## To be done
Find the lines that contain the word "this" and copy each one.

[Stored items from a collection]
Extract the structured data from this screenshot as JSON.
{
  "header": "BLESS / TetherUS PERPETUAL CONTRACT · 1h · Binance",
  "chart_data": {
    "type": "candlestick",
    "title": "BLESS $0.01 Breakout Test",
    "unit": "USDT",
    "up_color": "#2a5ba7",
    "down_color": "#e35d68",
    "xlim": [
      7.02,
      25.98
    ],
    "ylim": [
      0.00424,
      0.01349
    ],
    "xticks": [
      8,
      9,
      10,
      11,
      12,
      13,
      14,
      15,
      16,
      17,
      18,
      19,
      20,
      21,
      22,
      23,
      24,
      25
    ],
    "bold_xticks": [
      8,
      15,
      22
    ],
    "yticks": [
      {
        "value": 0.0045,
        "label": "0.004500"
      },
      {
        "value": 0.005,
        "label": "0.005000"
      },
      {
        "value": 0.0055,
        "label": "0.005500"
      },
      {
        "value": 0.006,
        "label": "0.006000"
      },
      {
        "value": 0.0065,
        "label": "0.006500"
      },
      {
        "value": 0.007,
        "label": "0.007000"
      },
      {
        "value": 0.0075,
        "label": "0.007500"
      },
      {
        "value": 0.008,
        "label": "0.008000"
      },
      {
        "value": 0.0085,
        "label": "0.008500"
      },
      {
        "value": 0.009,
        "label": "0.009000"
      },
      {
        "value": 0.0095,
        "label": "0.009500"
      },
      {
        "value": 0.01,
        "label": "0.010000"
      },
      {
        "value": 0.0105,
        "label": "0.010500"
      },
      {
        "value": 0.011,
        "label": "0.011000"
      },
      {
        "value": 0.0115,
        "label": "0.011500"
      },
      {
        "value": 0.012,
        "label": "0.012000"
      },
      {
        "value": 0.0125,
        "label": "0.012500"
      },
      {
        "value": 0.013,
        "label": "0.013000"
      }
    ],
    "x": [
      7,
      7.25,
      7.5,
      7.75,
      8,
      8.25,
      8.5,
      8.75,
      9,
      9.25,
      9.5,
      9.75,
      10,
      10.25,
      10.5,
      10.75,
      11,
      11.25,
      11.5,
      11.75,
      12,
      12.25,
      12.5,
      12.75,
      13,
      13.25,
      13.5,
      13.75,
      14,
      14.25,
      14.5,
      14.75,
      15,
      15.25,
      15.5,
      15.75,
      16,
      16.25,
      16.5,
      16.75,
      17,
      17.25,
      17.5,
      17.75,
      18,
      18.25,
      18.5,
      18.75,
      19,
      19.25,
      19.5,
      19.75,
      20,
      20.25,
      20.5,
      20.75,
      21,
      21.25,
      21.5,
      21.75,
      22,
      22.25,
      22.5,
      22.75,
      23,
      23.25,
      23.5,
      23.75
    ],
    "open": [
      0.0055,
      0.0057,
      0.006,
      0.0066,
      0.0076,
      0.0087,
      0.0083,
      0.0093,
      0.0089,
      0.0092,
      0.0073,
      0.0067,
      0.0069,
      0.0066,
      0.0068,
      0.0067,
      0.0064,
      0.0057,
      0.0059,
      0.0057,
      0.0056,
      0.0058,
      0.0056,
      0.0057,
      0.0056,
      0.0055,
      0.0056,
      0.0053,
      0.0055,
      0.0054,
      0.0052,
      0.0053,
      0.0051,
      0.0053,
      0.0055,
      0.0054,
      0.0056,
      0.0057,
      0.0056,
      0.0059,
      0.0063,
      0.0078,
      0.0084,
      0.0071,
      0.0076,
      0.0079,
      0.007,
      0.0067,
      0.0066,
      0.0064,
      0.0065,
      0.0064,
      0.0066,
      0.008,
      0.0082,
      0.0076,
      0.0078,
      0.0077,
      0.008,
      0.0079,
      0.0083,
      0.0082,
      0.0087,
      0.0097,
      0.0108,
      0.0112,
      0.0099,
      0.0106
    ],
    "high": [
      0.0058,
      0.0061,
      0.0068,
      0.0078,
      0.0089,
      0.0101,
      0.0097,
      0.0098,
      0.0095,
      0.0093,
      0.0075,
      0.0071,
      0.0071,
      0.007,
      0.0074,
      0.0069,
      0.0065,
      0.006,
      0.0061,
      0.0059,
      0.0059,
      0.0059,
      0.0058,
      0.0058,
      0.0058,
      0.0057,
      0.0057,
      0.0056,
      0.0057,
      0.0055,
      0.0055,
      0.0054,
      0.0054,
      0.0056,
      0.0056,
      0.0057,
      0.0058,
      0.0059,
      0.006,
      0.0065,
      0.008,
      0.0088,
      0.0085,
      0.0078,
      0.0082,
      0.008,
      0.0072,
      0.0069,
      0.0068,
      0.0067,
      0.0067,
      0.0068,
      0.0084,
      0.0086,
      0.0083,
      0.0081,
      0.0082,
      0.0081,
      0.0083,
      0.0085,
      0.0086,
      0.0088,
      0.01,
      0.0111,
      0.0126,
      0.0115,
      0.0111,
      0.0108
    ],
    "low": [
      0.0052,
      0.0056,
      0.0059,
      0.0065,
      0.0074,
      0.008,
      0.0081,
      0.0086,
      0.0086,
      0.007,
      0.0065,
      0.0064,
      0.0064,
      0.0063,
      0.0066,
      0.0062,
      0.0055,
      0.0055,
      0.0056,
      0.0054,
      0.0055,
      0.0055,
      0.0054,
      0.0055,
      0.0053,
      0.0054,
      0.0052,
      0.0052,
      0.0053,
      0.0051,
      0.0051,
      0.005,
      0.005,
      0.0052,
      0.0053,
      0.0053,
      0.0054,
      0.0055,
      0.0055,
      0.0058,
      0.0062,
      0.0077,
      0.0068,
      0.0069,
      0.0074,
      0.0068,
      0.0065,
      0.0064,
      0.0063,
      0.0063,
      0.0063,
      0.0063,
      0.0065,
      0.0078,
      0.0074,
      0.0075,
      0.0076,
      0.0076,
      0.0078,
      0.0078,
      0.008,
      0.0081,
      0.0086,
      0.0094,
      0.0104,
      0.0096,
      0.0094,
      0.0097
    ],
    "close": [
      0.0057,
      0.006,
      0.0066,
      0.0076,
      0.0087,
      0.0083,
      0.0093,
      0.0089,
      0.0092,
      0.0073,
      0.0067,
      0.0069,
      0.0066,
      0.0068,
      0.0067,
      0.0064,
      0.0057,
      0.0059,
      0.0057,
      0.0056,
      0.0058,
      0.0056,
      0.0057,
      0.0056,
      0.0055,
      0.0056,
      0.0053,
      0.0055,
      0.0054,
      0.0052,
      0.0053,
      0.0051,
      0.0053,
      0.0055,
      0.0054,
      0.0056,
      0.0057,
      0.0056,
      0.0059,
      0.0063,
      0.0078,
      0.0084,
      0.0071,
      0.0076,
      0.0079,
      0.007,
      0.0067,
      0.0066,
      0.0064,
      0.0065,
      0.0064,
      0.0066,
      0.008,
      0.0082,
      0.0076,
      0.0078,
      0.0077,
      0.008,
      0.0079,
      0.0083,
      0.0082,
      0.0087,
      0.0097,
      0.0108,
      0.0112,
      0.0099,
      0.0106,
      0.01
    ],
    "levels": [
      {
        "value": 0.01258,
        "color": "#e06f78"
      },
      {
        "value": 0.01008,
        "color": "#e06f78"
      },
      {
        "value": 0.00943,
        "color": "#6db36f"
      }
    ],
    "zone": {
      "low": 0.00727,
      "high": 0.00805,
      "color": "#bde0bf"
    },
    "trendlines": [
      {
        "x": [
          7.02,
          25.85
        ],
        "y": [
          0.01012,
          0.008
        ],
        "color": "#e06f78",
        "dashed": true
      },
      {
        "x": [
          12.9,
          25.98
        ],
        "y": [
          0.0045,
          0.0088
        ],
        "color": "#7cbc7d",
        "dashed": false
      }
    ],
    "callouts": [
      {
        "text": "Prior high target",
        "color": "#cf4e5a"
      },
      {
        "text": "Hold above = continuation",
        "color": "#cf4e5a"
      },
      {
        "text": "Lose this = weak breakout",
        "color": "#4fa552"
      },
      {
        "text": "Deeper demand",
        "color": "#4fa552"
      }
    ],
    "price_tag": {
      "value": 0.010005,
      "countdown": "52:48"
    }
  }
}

## Expected answer
Extract the structured data from this screenshot as JSON.
        "text": "Lose this = weak breakout",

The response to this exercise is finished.